** Start Provided data **

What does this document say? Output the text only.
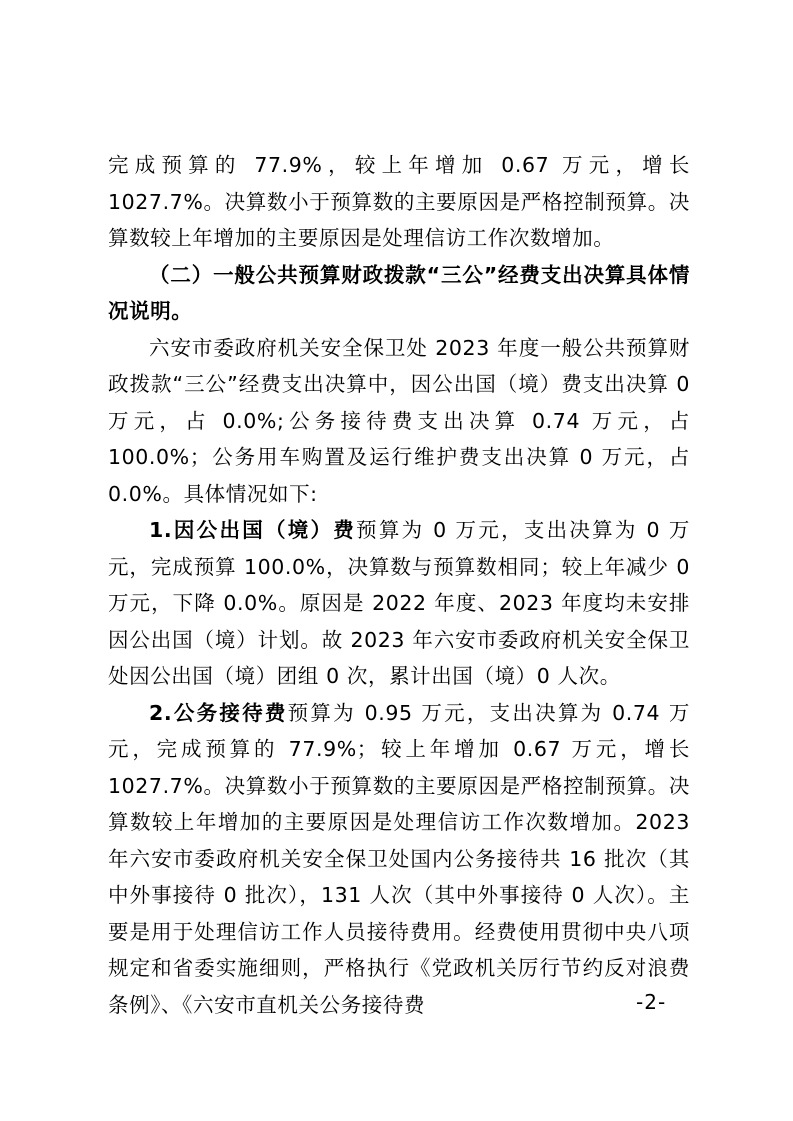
完成预算的 77.9%，较上年增加 0.67 万元，增长 1027.7%。决算数小于预算数的主要原因是严格控制预算。决算数较上年增加的主要原因是处理信访工作次数增加。

（二）一般公共预算财政拨款“三公”经费支出决算具体情况说明。

六安市委政府机关安全保卫处 2023 年度一般公共预算财政拨款“三公”经费支出决算中，因公出国（境）费支出决算 0 万元，占 0.0%;公务接待费支出决算 0.74 万元，占 100.0%；公务用车购置及运行维护费支出决算 0 万元，占 0.0%。具体情况如下:

1.因公出国（境）费预算为 0 万元，支出决算为 0 万元，完成预算 100.0%，决算数与预算数相同；较上年减少 0 万元，下降 0.0%。原因是 2022 年度、2023 年度均未安排因公出国（境）计划。故 2023 年六安市委政府机关安全保卫处因公出国（境）团组 0 次，累计出国（境）0 人次。

2.公务接待费预算为 0.95 万元，支出决算为 0.74 万元，完成预算的 77.9%；较上年增加 0.67 万元，增长 1027.7%。决算数小于预算数的主要原因是严格控制预算。决算数较上年增加的主要原因是处理信访工作次数增加。2023 年六安市委政府机关安全保卫处国内公务接待共 16 批次（其中外事接待 0 批次），131 人次（其中外事接待 0 人次）。主要是用于处理信访工作人员接待费用。经费使用贯彻中央八项规定和省委实施细则，严格执行《党政机关厉行节约反对浪费条例》、《六安市直机关公务接待费	-2-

** End Provided data **

**Problem statement:**
Search the data above for the word "因公出国", then gather each line in which it appears.

**Solution to this exercise:**
六安市委政府机关安全保卫处 2023 年度一般公共预算财政拨款“三公”经费支出决算中，因公出国（境）费支出决算 0 万元，占 0.0%;公务接待费支出决算 0.74 万元，占 100.0%；公务用车购置及运行维护费支出决算 0 万元，占 0.0%。具体情况如下:
1.因公出国（境）费预算为 0 万元，支出决算为 0 万元，完成预算 100.0%，决算数与预算数相同；较上年减少 0 万元，下降 0.0%。原因是 2022 年度、2023 年度均未安排因公出国（境）计划。故 2023 年六安市委政府机关安全保卫处因公出国（境）团组 0 次，累计出国（境）0 人次。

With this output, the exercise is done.